### Task
Pick out the lines in the listing below that contain the word "type" and copy them.

::::

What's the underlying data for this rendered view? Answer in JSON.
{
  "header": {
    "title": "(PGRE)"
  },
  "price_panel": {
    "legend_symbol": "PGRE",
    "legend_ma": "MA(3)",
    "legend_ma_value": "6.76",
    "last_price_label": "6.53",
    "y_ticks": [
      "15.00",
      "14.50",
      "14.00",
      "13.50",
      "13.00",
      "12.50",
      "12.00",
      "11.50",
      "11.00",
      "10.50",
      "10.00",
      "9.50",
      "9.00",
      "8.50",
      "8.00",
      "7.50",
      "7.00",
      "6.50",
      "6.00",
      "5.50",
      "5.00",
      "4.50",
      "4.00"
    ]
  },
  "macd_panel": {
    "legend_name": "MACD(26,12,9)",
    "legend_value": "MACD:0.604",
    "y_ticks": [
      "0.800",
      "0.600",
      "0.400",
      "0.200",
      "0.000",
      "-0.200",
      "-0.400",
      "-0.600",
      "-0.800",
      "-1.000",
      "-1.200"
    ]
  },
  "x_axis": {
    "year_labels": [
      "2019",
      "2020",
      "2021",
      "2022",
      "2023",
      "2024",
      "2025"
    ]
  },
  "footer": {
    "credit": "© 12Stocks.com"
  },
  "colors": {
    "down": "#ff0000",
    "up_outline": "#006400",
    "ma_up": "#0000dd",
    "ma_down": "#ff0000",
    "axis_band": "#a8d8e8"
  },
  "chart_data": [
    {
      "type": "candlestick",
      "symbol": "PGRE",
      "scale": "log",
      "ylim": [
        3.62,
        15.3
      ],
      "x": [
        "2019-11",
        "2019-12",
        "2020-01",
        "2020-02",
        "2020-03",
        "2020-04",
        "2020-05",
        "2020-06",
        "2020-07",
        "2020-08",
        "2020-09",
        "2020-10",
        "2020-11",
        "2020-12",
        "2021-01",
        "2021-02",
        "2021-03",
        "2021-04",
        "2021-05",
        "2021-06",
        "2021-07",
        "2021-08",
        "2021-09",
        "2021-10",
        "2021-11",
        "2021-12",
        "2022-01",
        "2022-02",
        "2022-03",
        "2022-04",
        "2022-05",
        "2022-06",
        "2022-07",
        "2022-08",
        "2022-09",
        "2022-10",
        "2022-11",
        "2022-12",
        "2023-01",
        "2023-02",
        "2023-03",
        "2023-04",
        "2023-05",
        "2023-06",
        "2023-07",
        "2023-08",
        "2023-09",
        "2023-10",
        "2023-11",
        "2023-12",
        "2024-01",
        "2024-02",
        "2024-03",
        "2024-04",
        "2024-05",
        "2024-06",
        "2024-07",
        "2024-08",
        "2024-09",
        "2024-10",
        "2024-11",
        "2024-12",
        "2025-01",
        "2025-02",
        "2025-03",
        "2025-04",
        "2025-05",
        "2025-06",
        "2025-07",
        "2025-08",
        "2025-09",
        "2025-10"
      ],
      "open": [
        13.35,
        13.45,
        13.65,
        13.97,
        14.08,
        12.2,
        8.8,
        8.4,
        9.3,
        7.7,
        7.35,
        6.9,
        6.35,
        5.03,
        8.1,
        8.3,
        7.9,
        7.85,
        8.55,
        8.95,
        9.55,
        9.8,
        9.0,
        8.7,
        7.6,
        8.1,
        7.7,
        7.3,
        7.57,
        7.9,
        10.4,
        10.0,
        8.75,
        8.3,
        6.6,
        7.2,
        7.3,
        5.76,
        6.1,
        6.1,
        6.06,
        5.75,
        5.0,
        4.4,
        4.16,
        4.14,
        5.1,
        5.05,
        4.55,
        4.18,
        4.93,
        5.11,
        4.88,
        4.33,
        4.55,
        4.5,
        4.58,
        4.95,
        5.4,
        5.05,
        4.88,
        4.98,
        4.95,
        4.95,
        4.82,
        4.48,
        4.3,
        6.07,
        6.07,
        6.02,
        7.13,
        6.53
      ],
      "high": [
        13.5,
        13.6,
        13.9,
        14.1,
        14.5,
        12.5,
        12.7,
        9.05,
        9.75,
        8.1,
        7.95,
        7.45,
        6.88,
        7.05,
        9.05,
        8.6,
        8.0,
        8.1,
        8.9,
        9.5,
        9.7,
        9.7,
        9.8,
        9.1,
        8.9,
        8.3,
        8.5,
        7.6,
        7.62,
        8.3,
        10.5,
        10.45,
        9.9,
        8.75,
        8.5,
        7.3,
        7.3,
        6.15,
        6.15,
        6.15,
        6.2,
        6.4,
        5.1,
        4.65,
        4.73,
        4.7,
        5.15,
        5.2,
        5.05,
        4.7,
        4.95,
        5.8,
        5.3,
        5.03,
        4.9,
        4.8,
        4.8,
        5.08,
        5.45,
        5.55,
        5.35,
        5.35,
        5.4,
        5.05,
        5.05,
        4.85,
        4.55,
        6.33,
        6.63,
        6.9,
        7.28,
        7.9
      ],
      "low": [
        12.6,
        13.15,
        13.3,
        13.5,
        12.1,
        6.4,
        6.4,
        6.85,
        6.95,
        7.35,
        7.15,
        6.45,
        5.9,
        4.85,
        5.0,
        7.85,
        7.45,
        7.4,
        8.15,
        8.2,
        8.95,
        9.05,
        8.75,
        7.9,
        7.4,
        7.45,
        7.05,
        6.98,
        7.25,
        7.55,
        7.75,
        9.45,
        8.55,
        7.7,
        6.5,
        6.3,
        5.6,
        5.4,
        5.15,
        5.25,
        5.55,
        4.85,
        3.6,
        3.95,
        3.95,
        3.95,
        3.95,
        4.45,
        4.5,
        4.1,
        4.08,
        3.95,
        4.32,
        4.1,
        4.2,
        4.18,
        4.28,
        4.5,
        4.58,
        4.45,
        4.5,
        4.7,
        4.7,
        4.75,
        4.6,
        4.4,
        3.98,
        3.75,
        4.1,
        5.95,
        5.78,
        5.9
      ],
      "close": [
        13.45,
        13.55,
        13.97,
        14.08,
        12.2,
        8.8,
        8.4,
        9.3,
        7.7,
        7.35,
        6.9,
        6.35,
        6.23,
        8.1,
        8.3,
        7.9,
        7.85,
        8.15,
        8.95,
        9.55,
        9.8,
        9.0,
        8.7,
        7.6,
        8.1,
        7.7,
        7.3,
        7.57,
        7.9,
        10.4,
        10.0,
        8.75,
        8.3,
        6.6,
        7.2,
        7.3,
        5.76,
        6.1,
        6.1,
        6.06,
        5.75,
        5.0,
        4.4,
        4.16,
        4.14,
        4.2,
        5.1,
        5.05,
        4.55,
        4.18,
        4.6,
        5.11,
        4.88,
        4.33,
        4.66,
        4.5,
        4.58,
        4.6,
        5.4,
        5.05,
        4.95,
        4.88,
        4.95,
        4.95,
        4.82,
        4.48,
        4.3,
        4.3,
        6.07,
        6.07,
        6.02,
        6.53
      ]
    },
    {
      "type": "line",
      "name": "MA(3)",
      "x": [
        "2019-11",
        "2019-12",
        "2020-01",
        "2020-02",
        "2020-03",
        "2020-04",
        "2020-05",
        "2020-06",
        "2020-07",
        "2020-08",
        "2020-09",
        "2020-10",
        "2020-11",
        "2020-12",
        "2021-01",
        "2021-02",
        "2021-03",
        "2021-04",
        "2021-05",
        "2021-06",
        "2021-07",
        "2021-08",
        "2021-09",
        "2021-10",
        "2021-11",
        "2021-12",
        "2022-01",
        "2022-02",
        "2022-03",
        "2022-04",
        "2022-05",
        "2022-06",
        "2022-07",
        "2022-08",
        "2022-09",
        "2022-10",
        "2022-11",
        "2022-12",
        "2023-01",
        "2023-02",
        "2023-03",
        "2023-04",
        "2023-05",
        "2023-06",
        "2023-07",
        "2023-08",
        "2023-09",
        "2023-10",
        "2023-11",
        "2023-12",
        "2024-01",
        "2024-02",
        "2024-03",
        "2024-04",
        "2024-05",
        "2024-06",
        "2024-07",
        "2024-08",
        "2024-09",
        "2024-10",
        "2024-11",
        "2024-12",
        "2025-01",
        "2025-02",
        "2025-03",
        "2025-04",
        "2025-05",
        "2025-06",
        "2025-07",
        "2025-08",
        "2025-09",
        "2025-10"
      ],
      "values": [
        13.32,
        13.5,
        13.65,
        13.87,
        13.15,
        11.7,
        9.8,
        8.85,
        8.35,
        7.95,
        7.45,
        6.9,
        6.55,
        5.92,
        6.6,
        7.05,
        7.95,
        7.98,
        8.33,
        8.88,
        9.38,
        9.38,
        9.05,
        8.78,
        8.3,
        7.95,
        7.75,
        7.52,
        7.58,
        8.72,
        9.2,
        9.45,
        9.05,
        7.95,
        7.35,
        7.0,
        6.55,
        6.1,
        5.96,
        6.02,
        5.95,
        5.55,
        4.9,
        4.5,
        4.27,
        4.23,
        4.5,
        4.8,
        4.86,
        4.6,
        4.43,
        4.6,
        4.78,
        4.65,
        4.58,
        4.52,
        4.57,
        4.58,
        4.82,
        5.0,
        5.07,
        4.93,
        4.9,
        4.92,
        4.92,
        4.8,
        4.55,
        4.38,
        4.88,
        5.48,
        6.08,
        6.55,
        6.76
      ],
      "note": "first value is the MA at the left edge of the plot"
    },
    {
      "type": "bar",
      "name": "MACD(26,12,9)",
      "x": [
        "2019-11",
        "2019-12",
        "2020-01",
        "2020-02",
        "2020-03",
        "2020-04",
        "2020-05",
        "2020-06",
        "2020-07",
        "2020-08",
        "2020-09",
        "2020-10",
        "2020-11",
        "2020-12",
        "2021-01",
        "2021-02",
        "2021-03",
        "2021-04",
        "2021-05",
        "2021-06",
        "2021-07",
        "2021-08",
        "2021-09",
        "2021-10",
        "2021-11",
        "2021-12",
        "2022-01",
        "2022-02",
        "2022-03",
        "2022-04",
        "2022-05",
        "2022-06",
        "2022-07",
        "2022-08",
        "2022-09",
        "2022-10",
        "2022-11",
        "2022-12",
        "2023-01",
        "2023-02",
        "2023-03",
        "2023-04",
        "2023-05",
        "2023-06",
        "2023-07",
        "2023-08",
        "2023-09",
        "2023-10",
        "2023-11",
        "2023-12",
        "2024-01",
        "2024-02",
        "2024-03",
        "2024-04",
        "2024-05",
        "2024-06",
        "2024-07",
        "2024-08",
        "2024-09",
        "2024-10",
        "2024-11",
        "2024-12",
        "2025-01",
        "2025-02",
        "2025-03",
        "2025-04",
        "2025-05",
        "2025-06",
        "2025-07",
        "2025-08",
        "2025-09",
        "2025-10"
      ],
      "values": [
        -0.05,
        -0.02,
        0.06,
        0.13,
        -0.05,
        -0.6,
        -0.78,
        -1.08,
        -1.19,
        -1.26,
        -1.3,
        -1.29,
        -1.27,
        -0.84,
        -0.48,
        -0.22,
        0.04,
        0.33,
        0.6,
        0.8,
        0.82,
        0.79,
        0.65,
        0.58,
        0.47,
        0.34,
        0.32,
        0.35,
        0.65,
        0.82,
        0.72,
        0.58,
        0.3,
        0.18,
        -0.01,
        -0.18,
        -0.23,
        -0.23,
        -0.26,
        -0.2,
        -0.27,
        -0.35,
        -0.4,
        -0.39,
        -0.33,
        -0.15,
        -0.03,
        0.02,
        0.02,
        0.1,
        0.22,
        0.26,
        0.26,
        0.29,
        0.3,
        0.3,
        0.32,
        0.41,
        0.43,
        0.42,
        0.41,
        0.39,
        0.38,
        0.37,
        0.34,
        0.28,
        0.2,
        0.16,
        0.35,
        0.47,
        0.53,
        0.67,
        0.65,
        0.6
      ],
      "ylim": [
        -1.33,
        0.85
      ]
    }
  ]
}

::::

### Exercise result
      "type": "candlestick",
      "type": "line",
      "type": "bar",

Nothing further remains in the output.